- _DOCUMENT EXCERPT_:
======

# Mathematics & Music



## TxllxT (Mar 2, 2011)

Your thoughts please, whether in music there is math & in math there is music....., or on the contrary that they are so far apart as the right part of the brain can get astray from the left part. In Asia there are a lot of 'Tiger Mums' who urge their children towards violin playing or piano playing, because they believe it might help them to think more orderly. Does music (classical music) help one to think more in a structured manner?


----------



## Aramis (Mar 1, 2009)

As a composer I must admit I've encountered (while dealing with more intellectual aspects of composing) feelings of annoyance similiar to those that I had when I was forced to learn math during my school days. I would say that if you're composing or for some other reason deal with music theory on serious level you will find some similiarities with mathematics. But for listeners it's irrelevant.


----------



## Polednice (Sep 13, 2009)

+1 to Aramis's comment, and I believe that learning to play a musical instrument at a young age (and still at an older age, but to a lesser extent) can do all sorts of wonders with a child's brain 'plasticity' in order to help them develop across a wide range of music and non-music related cognitive tasks.


----------



## Meaghan (Jul 31, 2010)

There are similarities between music theory and math in the logical, puzzle-like qualities of both. But I am fairly good at music theory and at analyzing music by ear and have no talent at all for math. Music theory I find enjoyable; math I find frustrating. I think people often overestimate how much math is in music. At my college, we have "distribution requirements," meaning that you have to take classes in a variety of disciplines in order to graduate. There is a "quantitative analysis" requirement, but I didn't have to take a math class because the 20th century harmony class I took last year fulfilled that requirement. It was _definitely_ not a real math class, and was rather light on numbers. The most mathematical it got was when we had to create twelve-tone matrices and compose music with them. But I'm not complaining--it was much easier for me than a math class would have been.


----------



## Huilunsoittaja (Apr 6, 2010)

======

- _ITEMS_:
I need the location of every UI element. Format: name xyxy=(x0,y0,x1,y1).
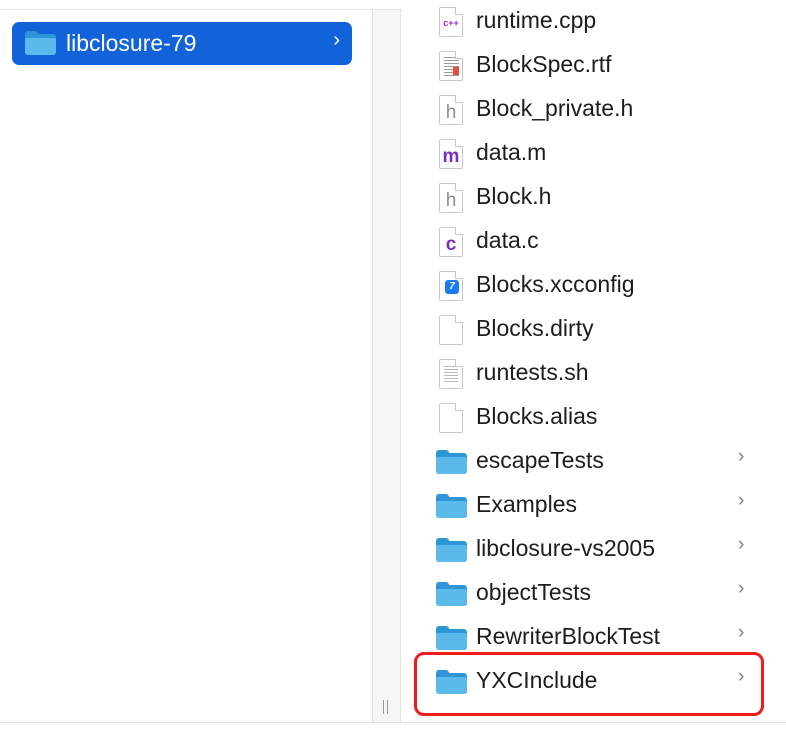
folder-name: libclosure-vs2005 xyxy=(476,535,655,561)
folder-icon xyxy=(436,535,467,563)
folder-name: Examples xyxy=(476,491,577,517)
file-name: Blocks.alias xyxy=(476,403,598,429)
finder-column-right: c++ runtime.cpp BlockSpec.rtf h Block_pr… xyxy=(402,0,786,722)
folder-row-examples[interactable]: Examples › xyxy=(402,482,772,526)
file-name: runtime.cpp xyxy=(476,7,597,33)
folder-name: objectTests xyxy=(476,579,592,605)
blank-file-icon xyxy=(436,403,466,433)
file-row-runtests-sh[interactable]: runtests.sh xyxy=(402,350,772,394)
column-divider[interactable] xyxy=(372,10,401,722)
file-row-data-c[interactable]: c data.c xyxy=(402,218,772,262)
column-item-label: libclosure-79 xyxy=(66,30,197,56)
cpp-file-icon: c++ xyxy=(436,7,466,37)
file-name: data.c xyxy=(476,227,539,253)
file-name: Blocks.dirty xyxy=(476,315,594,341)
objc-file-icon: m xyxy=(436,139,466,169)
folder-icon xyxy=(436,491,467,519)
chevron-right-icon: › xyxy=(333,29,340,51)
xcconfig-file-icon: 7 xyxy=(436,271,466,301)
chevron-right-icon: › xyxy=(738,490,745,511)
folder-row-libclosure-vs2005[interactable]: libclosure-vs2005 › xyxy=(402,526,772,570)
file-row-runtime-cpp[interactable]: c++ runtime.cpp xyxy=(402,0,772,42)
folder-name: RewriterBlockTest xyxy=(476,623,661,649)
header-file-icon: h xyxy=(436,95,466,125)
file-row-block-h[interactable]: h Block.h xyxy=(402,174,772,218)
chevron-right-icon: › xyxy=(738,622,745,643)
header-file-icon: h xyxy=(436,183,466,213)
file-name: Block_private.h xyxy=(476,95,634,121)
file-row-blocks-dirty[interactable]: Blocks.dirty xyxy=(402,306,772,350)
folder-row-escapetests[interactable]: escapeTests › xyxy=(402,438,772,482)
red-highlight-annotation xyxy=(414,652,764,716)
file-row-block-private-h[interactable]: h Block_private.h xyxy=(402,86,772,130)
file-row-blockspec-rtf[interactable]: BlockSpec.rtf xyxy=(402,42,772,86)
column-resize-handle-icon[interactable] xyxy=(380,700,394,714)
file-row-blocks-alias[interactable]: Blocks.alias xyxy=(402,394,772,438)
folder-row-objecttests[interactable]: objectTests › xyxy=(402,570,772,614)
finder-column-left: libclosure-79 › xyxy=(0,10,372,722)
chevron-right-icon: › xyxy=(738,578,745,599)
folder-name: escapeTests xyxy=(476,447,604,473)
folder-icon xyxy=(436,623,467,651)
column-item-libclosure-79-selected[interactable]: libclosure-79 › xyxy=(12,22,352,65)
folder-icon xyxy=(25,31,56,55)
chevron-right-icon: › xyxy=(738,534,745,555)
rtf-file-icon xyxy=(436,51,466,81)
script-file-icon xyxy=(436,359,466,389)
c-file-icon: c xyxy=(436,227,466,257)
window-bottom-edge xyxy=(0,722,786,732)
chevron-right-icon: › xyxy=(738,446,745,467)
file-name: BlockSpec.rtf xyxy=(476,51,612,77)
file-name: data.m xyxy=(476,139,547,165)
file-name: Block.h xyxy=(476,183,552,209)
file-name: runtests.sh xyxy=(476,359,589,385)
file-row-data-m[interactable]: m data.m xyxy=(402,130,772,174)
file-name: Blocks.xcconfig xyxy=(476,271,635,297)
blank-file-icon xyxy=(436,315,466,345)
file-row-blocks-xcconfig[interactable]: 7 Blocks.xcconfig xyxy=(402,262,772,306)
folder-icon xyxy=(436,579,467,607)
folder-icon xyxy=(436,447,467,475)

======

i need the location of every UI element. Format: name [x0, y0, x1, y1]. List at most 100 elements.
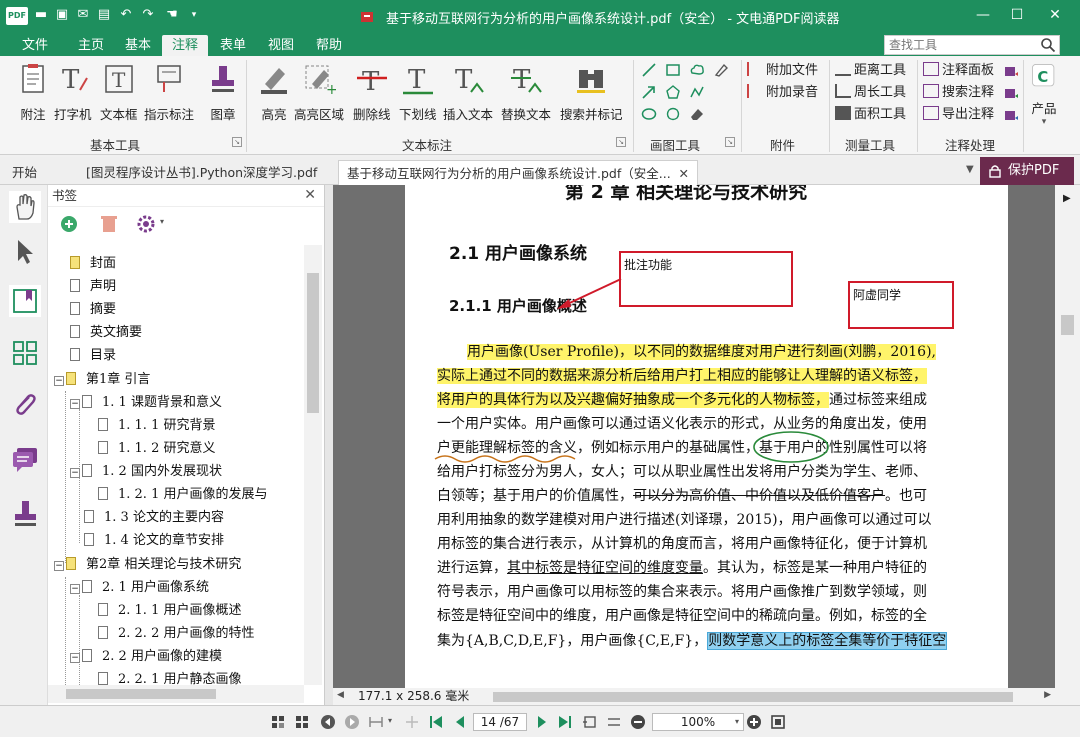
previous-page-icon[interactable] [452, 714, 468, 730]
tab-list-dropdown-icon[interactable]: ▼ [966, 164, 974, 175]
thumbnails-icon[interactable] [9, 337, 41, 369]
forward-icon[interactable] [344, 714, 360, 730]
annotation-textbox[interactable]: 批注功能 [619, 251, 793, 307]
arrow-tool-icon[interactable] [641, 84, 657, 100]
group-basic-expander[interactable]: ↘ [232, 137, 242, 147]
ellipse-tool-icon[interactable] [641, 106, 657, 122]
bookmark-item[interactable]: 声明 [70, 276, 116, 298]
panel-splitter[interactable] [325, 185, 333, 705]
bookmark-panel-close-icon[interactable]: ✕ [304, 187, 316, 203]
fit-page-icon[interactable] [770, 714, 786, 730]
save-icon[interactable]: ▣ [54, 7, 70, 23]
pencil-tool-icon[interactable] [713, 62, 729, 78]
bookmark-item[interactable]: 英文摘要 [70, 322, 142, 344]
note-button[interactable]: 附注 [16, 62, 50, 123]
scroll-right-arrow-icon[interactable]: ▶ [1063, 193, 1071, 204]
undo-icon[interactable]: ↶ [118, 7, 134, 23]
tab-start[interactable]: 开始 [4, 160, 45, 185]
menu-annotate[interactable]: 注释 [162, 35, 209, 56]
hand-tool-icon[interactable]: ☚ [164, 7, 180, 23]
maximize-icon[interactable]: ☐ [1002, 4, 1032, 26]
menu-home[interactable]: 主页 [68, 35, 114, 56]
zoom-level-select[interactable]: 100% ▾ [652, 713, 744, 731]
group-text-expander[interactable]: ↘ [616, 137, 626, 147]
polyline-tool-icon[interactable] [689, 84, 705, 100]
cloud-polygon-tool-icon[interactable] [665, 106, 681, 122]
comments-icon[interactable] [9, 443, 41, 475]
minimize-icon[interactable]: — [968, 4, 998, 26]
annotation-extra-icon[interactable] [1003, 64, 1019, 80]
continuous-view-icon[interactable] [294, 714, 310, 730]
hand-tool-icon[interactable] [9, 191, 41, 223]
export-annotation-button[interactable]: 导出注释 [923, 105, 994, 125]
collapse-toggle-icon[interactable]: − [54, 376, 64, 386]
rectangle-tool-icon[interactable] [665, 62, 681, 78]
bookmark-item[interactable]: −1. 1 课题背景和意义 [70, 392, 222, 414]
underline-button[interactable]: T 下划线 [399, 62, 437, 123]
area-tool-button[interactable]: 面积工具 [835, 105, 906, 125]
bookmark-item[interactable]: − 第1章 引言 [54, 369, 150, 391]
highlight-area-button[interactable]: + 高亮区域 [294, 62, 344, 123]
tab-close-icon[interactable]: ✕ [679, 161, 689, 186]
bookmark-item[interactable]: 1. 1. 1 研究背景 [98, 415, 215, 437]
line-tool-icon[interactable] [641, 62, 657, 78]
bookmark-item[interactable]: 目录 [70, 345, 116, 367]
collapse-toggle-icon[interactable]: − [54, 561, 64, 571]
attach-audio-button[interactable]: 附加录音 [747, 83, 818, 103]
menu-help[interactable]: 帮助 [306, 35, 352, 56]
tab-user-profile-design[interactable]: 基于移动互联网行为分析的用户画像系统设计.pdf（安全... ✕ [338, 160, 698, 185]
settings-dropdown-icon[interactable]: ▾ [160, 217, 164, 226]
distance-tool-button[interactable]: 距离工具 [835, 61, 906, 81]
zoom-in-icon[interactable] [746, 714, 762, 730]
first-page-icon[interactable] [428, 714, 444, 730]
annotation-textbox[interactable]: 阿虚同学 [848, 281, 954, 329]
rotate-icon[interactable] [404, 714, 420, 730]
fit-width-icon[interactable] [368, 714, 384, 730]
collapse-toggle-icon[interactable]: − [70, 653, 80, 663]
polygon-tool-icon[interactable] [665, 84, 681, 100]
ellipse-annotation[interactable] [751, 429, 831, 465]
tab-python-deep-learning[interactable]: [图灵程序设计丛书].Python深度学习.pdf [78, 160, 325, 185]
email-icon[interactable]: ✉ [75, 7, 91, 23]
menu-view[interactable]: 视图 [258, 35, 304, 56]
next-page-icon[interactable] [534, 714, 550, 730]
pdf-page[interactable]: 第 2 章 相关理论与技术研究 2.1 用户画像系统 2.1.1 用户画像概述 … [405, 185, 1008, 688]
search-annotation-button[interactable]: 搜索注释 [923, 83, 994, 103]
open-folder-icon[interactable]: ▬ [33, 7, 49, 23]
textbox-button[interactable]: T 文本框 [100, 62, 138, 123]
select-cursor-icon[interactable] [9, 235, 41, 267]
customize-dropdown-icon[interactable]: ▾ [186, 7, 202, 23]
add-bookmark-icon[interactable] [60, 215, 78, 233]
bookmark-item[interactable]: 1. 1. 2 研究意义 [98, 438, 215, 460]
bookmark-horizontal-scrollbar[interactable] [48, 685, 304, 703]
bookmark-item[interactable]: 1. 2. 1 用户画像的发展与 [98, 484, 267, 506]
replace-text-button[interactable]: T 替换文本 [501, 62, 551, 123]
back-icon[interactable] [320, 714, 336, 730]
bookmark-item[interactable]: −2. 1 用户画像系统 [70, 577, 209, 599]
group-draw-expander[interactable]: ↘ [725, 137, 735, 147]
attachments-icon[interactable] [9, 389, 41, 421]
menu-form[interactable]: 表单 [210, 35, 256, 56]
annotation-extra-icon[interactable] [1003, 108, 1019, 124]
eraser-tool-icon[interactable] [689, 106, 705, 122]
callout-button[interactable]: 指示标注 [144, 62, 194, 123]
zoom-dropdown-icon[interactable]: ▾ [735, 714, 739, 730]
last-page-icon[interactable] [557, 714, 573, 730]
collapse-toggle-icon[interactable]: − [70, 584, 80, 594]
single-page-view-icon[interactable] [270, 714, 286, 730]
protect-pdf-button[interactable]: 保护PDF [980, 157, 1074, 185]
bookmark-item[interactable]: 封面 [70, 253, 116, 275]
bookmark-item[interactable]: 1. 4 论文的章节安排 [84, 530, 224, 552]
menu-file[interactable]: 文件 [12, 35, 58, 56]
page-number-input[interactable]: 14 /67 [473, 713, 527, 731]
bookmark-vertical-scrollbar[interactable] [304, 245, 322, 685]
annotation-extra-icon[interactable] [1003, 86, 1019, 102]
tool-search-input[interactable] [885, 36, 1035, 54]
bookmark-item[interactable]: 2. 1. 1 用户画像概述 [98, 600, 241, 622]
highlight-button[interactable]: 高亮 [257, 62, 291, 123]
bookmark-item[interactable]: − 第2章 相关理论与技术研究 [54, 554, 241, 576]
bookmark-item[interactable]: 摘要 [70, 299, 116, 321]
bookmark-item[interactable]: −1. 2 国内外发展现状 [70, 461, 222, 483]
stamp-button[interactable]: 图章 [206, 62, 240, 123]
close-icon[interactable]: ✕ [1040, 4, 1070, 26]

======

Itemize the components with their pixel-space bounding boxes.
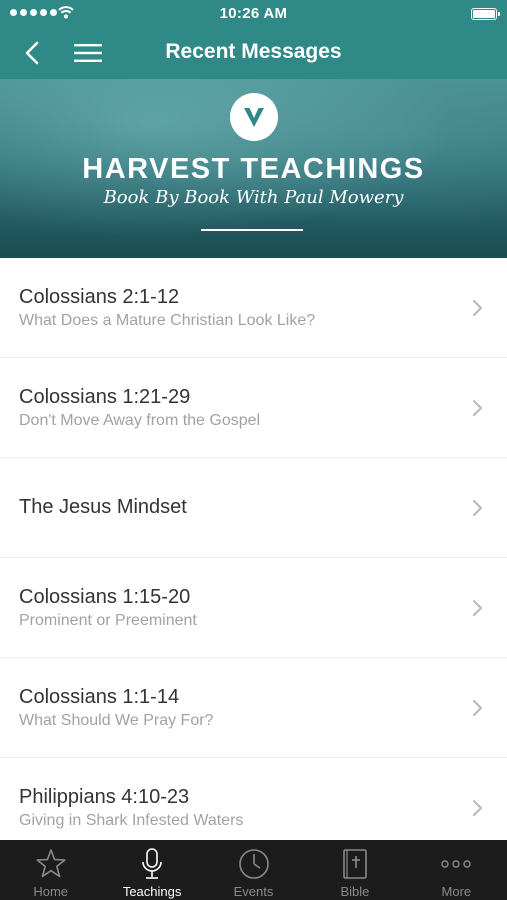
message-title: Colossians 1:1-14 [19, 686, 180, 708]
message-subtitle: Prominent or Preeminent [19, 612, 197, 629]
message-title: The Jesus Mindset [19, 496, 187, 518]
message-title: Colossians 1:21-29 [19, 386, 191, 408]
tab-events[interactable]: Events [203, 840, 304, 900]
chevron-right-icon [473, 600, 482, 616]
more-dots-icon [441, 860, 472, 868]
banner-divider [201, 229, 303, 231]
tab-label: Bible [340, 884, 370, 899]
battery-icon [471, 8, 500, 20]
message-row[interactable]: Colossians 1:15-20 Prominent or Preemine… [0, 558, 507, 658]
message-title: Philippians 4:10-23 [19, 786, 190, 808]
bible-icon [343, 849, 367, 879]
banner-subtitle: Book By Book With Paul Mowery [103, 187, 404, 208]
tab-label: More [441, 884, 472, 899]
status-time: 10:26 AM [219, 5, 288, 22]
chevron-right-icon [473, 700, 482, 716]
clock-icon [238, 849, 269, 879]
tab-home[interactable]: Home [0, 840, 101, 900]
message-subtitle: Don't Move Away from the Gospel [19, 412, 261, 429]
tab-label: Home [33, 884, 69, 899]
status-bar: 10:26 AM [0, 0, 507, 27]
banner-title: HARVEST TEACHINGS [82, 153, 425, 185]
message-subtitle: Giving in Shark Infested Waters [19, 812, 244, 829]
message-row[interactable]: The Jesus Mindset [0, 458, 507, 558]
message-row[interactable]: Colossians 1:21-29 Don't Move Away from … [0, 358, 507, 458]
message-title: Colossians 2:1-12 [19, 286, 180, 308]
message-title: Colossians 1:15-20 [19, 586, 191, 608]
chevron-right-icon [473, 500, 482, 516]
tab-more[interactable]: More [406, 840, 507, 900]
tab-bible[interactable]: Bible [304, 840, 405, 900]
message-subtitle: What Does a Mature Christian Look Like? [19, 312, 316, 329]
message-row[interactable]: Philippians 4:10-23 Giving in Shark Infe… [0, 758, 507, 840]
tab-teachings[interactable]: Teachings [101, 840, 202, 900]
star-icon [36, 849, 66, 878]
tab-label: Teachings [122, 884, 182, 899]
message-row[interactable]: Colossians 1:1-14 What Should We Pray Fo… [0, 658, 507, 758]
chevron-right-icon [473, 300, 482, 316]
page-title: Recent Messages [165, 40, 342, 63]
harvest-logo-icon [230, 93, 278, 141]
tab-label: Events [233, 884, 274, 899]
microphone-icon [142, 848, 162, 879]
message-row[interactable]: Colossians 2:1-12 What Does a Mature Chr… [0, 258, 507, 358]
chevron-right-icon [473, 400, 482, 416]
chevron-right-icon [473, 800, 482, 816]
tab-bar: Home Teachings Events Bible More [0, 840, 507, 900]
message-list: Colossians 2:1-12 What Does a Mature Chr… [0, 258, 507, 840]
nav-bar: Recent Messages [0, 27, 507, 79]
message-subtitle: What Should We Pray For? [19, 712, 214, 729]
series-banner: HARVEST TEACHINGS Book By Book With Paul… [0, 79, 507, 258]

======

- _WRITTEN EXERCISE A_: In the mathematics and music thread, which requirement did Meaghan's 20th century harmony class fulfill?
- _WRITTEN EXERCISE B_: List every username that heads a post in the mathematics and music thread.
- _WRITTEN EXERCISE C_: Print the passage of the mathematics and music thread from "## Aramis (Mar" to "(Sep 13, 2009)".

- _EXERCISE SOLUTION A_: It fulfilled her college's "quantitative analysis" requirement.

- _EXERCISE SOLUTION B_: TxllxT, Aramis, Polednice, Meaghan, Huilunsoittaja

- _EXERCISE SOLUTION C_:
## Aramis (Mar 1, 2009)

As a composer I must admit I've encountered (while dealing with more intellectual aspects of composing) feelings of annoyance similiar to those that I had when I was forced to learn math during my school days. I would say that if you're composing or for some other reason deal with music theory on serious level you will find some similiarities with mathematics. But for listeners it's irrelevant.


----------



## Polednice (Sep 13, 2009)